• STATED PROBLEM:
Reproduce the records below exactly as given.

• RECORD EXCERPTS:
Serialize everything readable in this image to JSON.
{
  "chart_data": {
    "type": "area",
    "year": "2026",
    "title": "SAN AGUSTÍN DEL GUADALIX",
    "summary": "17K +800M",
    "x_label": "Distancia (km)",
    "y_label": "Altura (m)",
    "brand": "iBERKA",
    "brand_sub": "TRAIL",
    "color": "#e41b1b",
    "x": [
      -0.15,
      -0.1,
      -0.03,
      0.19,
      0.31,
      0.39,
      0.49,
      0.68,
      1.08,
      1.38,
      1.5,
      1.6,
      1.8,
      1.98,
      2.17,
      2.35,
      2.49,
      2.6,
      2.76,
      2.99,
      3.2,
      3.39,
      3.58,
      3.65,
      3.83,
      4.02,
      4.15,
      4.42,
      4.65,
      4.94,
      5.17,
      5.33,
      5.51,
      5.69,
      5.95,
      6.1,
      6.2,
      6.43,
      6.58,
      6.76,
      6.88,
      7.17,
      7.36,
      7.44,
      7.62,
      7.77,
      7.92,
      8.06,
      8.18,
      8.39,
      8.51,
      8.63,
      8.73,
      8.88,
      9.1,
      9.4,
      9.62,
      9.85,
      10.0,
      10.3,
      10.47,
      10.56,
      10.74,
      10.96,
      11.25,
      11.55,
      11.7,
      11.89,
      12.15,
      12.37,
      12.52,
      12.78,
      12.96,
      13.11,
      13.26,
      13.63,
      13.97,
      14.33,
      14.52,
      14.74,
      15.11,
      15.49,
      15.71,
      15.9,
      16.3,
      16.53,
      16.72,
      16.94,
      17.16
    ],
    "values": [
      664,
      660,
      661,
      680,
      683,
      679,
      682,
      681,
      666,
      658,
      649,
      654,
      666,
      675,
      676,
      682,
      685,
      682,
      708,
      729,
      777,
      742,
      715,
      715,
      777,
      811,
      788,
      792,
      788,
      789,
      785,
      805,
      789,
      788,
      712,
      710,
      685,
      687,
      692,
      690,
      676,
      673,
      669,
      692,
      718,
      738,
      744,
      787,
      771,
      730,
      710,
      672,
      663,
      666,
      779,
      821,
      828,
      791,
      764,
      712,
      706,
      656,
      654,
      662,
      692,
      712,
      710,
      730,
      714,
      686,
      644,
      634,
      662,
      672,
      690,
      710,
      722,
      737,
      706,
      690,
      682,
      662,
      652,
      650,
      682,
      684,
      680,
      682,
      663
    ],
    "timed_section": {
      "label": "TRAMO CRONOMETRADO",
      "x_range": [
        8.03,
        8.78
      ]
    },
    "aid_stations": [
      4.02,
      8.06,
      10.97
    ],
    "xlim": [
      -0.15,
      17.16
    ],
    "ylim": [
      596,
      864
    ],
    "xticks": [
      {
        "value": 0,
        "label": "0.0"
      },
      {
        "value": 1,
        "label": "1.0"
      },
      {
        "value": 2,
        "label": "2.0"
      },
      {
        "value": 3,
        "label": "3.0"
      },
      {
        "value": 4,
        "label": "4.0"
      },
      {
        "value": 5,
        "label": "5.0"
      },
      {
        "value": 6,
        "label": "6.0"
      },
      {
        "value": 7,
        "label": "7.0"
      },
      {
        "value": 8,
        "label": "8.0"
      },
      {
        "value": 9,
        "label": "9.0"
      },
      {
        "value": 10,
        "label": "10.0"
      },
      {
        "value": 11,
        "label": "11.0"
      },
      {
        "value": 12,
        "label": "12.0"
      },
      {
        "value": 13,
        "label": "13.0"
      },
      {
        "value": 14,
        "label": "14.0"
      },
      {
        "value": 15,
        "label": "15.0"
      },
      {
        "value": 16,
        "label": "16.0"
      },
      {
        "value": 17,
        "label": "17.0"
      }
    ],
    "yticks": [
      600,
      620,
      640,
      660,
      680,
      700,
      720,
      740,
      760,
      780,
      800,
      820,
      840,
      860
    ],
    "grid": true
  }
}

• WORKED SOLUTION:
Serialize everything readable in this image to JSON.
{
  "chart_data": {
    "type": "area",
    "year": "2026",
    "title": "SAN AGUSTÍN DEL GUADALIX",
    "summary": "17K +800M",
    "x_label": "Distancia (km)",
    "y_label": "Altura (m)",
    "brand": "iBERKA",
    "brand_sub": "TRAIL",
    "color": "#e41b1b",
    "x": [
      -0.15,
      -0.1,
      -0.03,
      0.19,
      0.31,
      0.39,
      0.49,
      0.68,
      1.08,
      1.38,
      1.5,
      1.6,
      1.8,
      1.98,
      2.17,
      2.35,
      2.49,
      2.6,
      2.76,
      2.99,
      3.2,
      3.39,
      3.58,
      3.65,
      3.83,
      4.02,
      4.15,
      4.42,
      4.65,
      4.94,
      5.17,
      5.33,
      5.51,
      5.69,
      5.95,
      6.1,
      6.2,
      6.43,
      6.58,
      6.76,
      6.88,
      7.17,
      7.36,
      7.44,
      7.62,
      7.77,
      7.92,
      8.06,
      8.18,
      8.39,
      8.51,
      8.63,
      8.73,
      8.88,
      9.1,
      9.4,
      9.62,
      9.85,
      10.0,
      10.3,
      10.47,
      10.56,
      10.74,
      10.96,
      11.25,
      11.55,
      11.7,
      11.89,
      12.15,
      12.37,
      12.52,
      12.78,
      12.96,
      13.11,
      13.26,
      13.63,
      13.97,
      14.33,
      14.52,
      14.74,
      15.11,
      15.49,
      15.71,
      15.9,
      16.3,
      16.53,
      16.72,
      16.94,
      17.16
    ],
    "values": [
      664,
      660,
      661,
      680,
      683,
      679,
      682,
      681,
      666,
      658,
      649,
      654,
      666,
      675,
      676,
      682,
      685,
      682,
      708,
      729,
      777,
      742,
      715,
      715,
      777,
      811,
      788,
      792,
      788,
      789,
      785,
      805,
      789,
      788,
      712,
      710,
      685,
      687,
      692,
      690,
      676,
      673,
      669,
      692,
      718,
      738,
      744,
      787,
      771,
      730,
      710,
      672,
      663,
      666,
      779,
      821,
      828,
      791,
      764,
      712,
      706,
      656,
      654,
      662,
      692,
      712,
      710,
      730,
      714,
      686,
      644,
      634,
      662,
      672,
      690,
      710,
      722,
      737,
      706,
      690,
      682,
      662,
      652,
      650,
      682,
      684,
      680,
      682,
      663
    ],
    "timed_section": {
      "label": "TRAMO CRONOMETRADO",
      "x_range": [
        8.03,
        8.78
      ]
    },
    "aid_stations": [
      4.02,
      8.06,
      10.97
    ],
    "xlim": [
      -0.15,
      17.16
    ],
    "ylim": [
      596,
      864
    ],
    "xticks": [
      {
        "value": 0,
        "label": "0.0"
      },
      {
        "value": 1,
        "label": "1.0"
      },
      {
        "value": 2,
        "label": "2.0"
      },
      {
        "value": 3,
        "label": "3.0"
      },
      {
        "value": 4,
        "label": "4.0"
      },
      {
        "value": 5,
        "label": "5.0"
      },
      {
        "value": 6,
        "label": "6.0"
      },
      {
        "value": 7,
        "label": "7.0"
      },
      {
        "value": 8,
        "label": "8.0"
      },
      {
        "value": 9,
        "label": "9.0"
      },
      {
        "value": 10,
        "label": "10.0"
      },
      {
        "value": 11,
        "label": "11.0"
      },
      {
        "value": 12,
        "label": "12.0"
      },
      {
        "value": 13,
        "label": "13.0"
      },
      {
        "value": 14,
        "label": "14.0"
      },
      {
        "value": 15,
        "label": "15.0"
      },
      {
        "value": 16,
        "label": "16.0"
      },
      {
        "value": 17,
        "label": "17.0"
      }
    ],
    "yticks": [
      600,
      620,
      640,
      660,
      680,
      700,
      720,
      740,
      760,
      780,
      800,
      820,
      840,
      860
    ],
    "grid": true
  }
}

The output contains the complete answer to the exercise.